# start of GIVEN INFORMATION

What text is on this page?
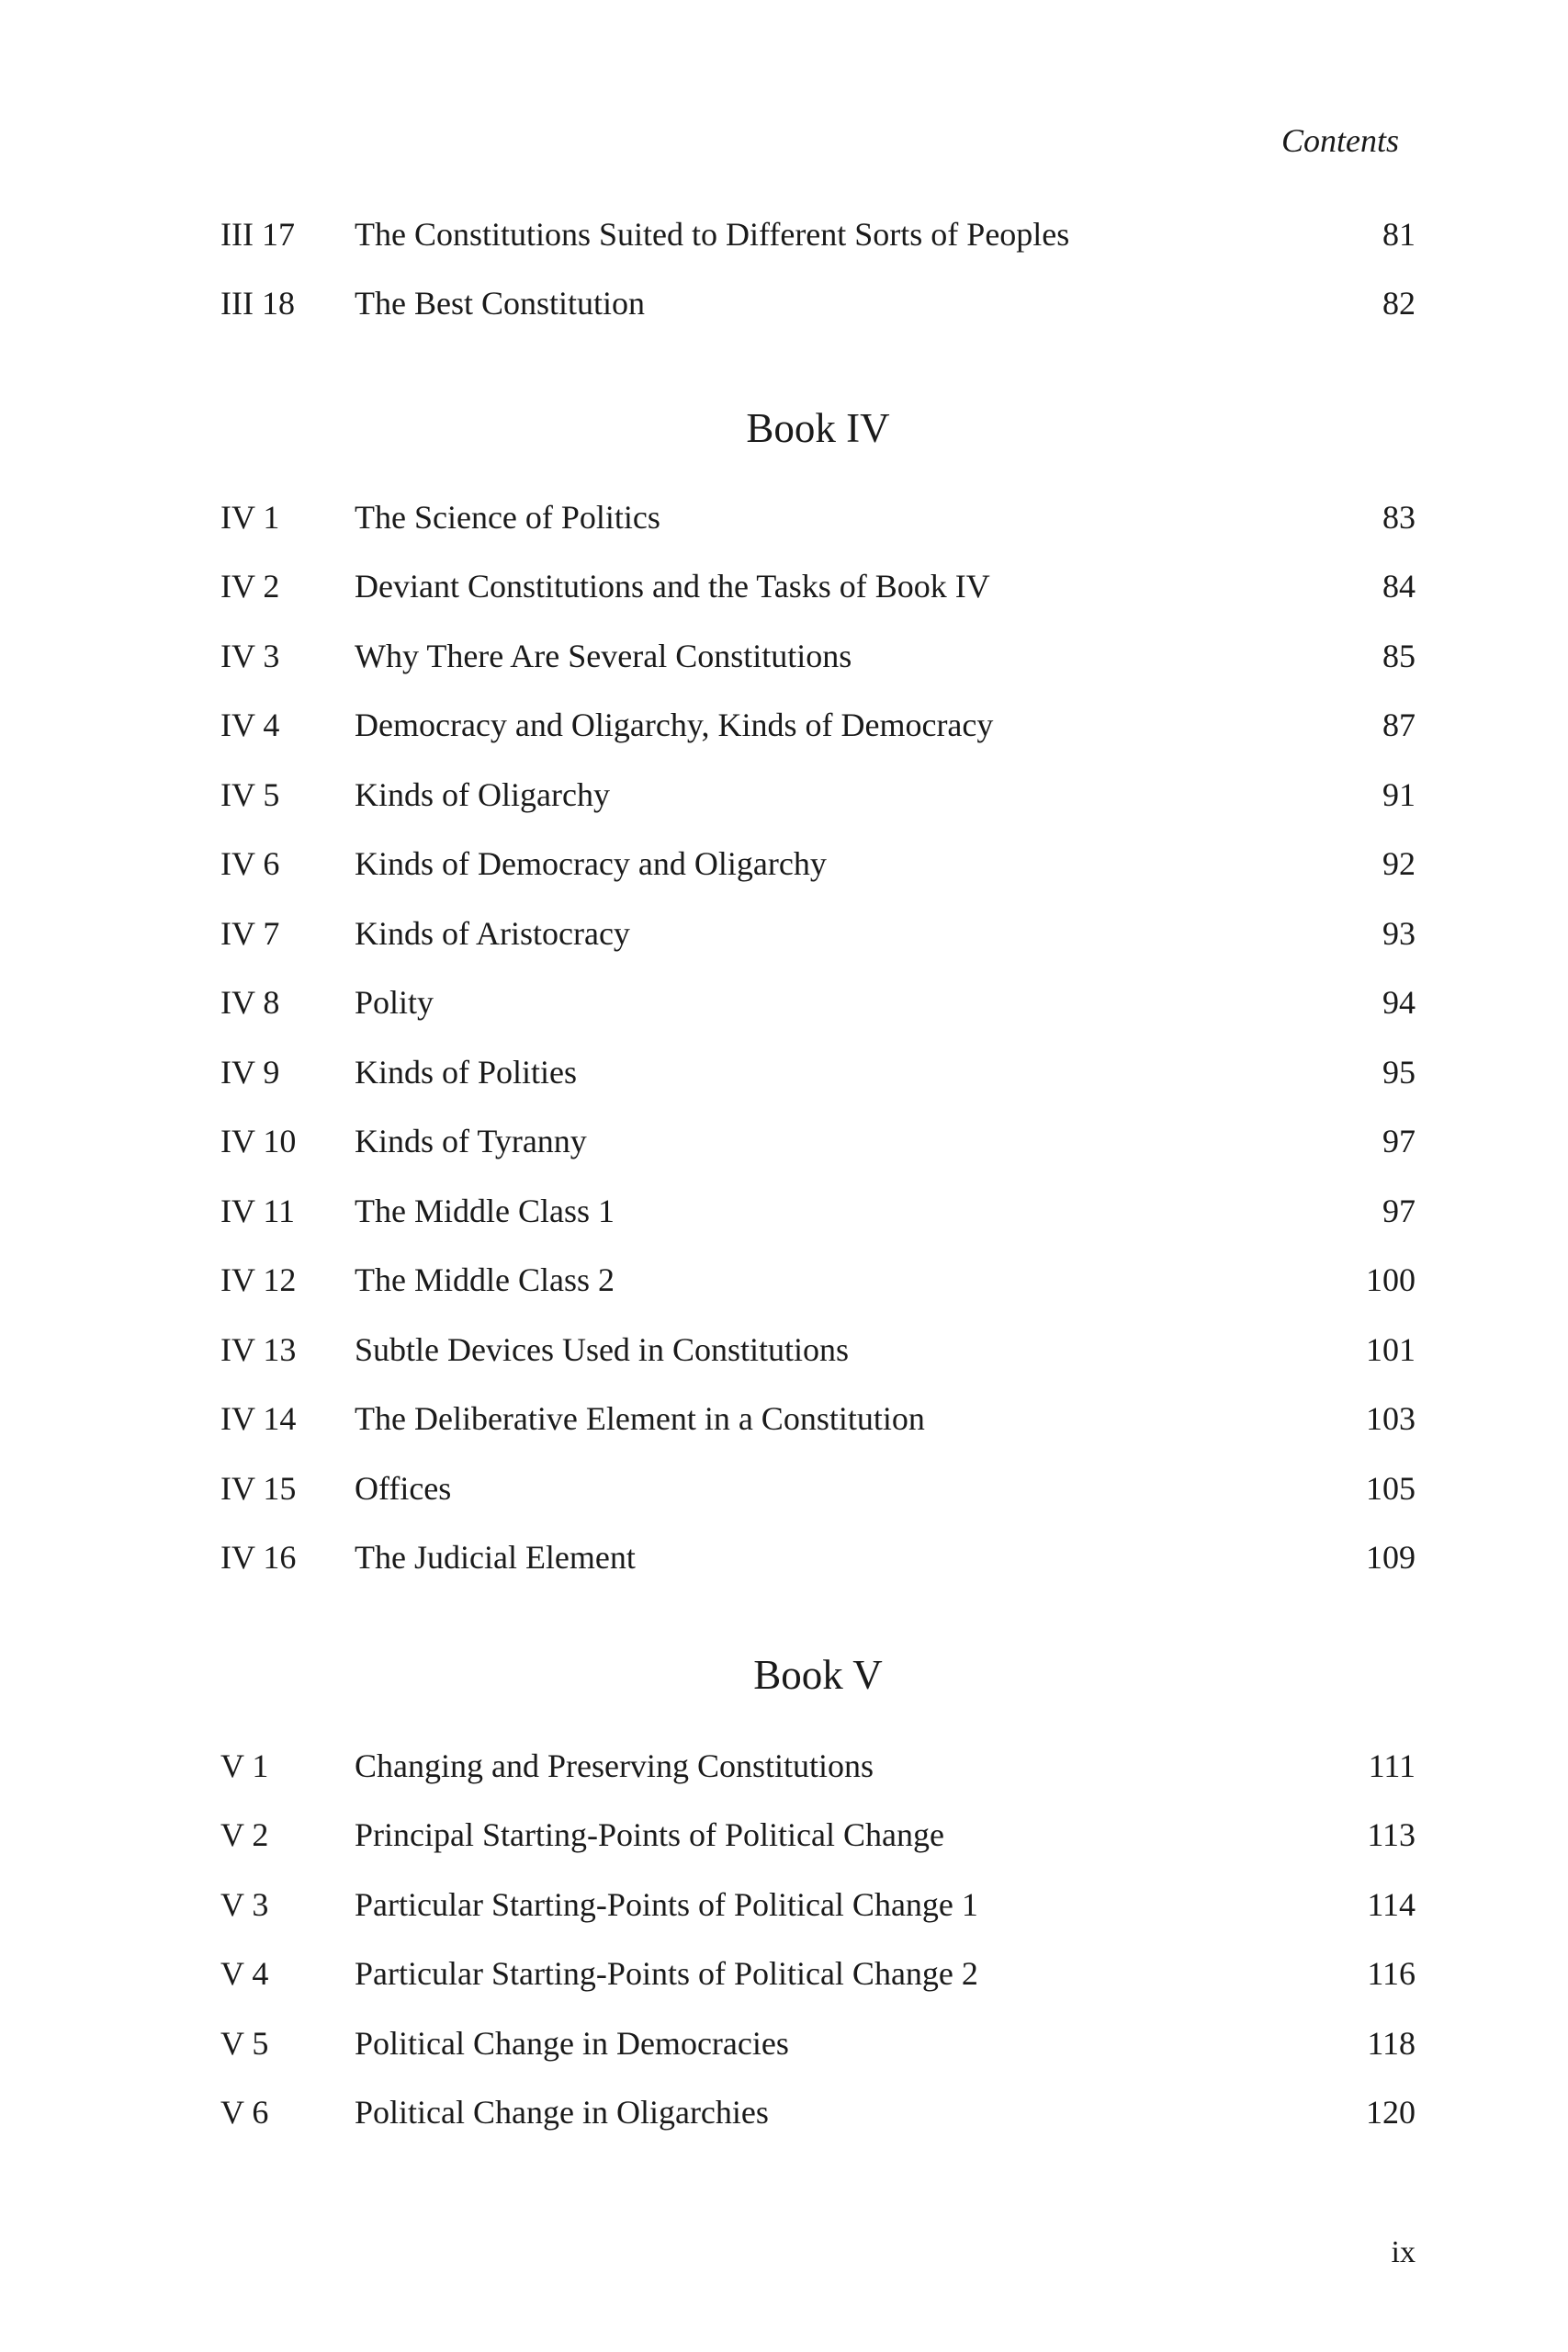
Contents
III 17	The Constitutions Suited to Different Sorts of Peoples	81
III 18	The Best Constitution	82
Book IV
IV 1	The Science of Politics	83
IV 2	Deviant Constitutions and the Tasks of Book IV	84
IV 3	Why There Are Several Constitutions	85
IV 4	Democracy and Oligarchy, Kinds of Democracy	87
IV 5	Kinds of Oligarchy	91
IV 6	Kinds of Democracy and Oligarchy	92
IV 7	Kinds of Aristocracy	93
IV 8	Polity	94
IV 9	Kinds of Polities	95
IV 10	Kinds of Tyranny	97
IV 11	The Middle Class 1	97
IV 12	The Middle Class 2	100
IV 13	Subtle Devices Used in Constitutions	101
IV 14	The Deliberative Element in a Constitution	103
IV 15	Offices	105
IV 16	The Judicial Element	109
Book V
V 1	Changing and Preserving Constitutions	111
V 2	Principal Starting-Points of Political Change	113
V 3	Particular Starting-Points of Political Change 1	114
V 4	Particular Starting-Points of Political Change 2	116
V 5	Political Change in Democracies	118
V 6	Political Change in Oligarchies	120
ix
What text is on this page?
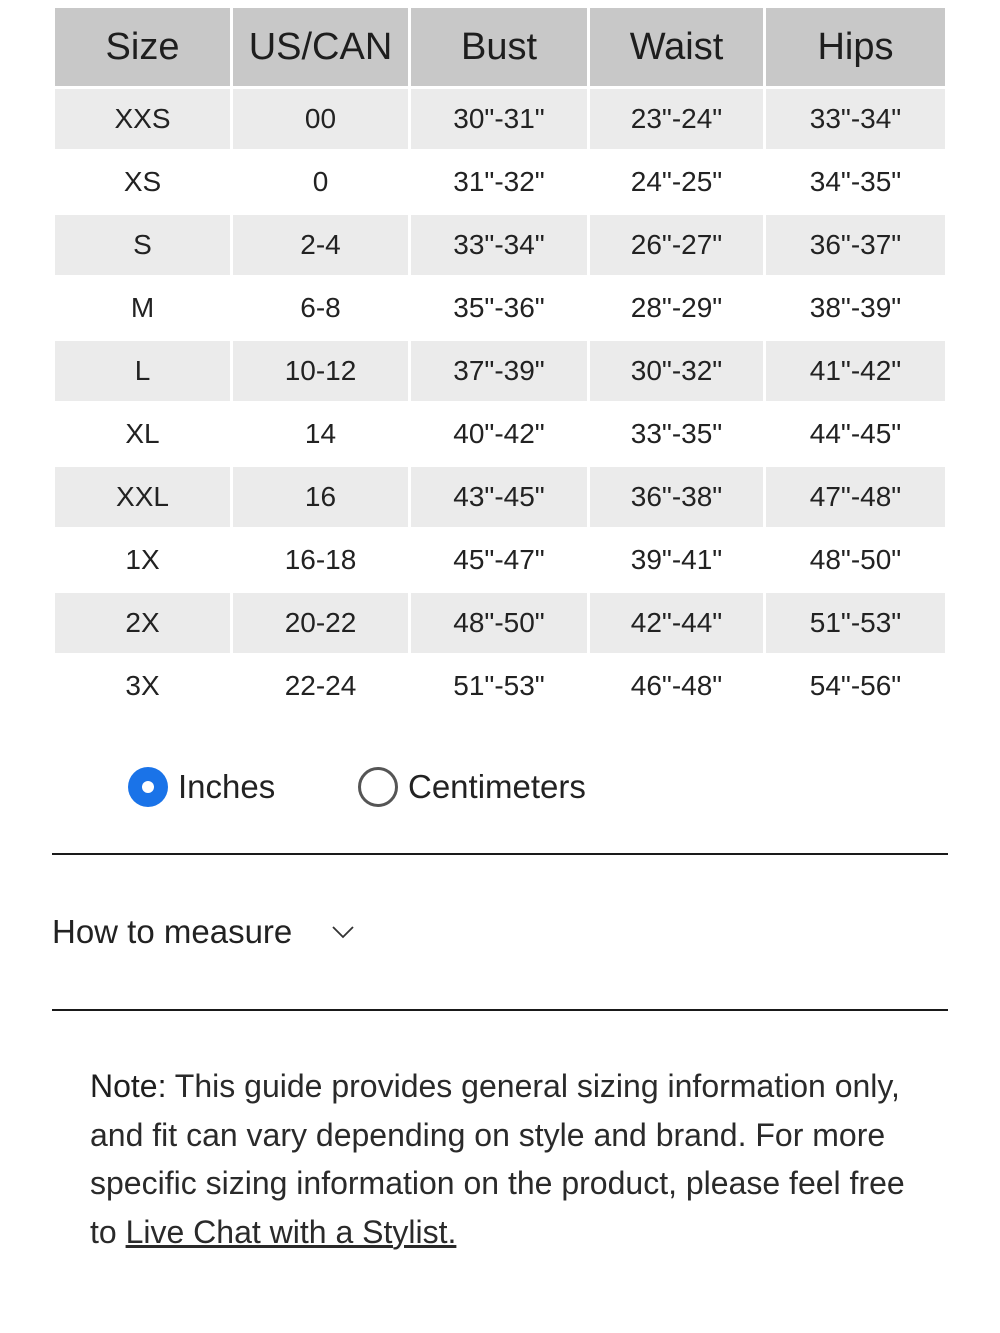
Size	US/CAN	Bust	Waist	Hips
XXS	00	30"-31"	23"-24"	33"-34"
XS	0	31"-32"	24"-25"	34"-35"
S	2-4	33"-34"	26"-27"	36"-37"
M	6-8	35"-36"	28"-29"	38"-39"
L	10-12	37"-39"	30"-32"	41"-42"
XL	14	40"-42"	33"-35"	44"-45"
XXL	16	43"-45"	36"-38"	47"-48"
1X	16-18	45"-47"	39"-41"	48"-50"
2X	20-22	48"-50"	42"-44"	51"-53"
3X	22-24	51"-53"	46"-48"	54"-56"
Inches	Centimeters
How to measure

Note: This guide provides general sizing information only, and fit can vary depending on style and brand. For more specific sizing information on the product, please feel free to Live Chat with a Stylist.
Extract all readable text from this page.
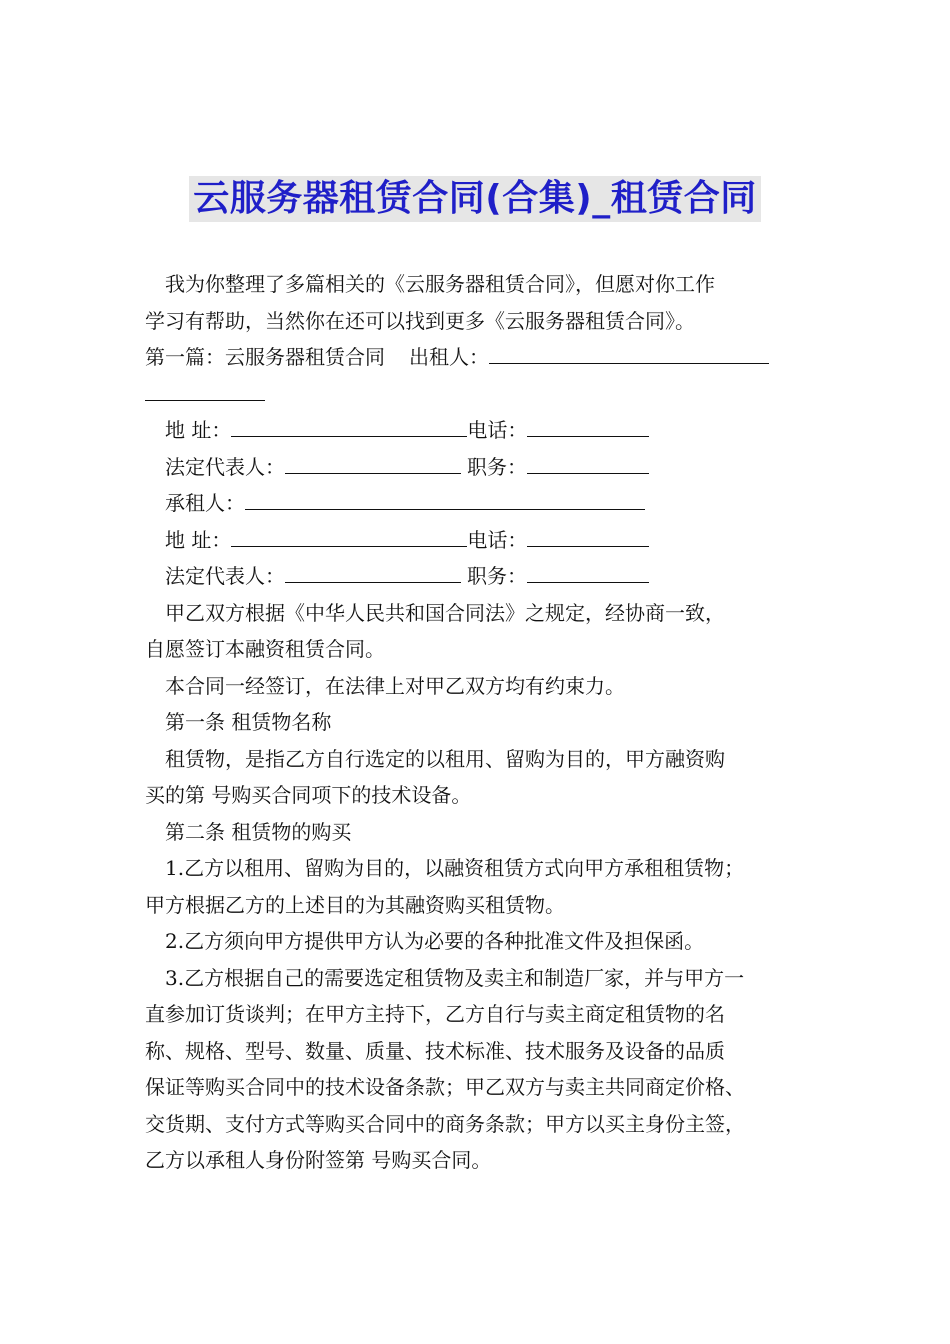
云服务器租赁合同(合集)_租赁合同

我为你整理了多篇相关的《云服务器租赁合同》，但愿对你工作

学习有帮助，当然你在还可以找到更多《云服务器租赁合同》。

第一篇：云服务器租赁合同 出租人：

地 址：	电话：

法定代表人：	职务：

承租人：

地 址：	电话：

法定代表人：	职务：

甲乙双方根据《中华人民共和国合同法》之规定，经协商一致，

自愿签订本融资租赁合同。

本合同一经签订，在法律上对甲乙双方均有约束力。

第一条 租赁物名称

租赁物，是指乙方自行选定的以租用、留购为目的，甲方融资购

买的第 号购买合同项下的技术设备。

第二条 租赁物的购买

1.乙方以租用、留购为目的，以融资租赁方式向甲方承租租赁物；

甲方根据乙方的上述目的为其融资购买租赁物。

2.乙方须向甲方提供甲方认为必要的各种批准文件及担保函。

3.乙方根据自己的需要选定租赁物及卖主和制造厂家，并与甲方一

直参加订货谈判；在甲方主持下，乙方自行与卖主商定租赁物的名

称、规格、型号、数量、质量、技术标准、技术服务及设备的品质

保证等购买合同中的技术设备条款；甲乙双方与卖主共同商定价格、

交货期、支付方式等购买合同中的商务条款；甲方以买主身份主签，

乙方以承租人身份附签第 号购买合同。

# end of GIVEN INFORMATION

**GIVEN REQUEST:** Write out, please, the lines of the listing above from the one with "Extract all readable text from this page." through the very last, exactly as given and with no pictures.

**THE RESULT:**
Extract all readable text from this page.
云服务器租赁合同(合集)_租赁合同

我为你整理了多篇相关的《云服务器租赁合同》，但愿对你工作

学习有帮助，当然你在还可以找到更多《云服务器租赁合同》。

第一篇：云服务器租赁合同 出租人：

地 址：	电话：

法定代表人：	职务：

承租人：

地 址：	电话：

法定代表人：	职务：

甲乙双方根据《中华人民共和国合同法》之规定，经协商一致，

自愿签订本融资租赁合同。

本合同一经签订，在法律上对甲乙双方均有约束力。

第一条 租赁物名称

租赁物，是指乙方自行选定的以租用、留购为目的，甲方融资购

买的第 号购买合同项下的技术设备。

第二条 租赁物的购买

1.乙方以租用、留购为目的，以融资租赁方式向甲方承租租赁物；

甲方根据乙方的上述目的为其融资购买租赁物。

2.乙方须向甲方提供甲方认为必要的各种批准文件及担保函。

3.乙方根据自己的需要选定租赁物及卖主和制造厂家，并与甲方一

直参加订货谈判；在甲方主持下，乙方自行与卖主商定租赁物的名

称、规格、型号、数量、质量、技术标准、技术服务及设备的品质

保证等购买合同中的技术设备条款；甲乙双方与卖主共同商定价格、

交货期、支付方式等购买合同中的商务条款；甲方以买主身份主签，

乙方以承租人身份附签第 号购买合同。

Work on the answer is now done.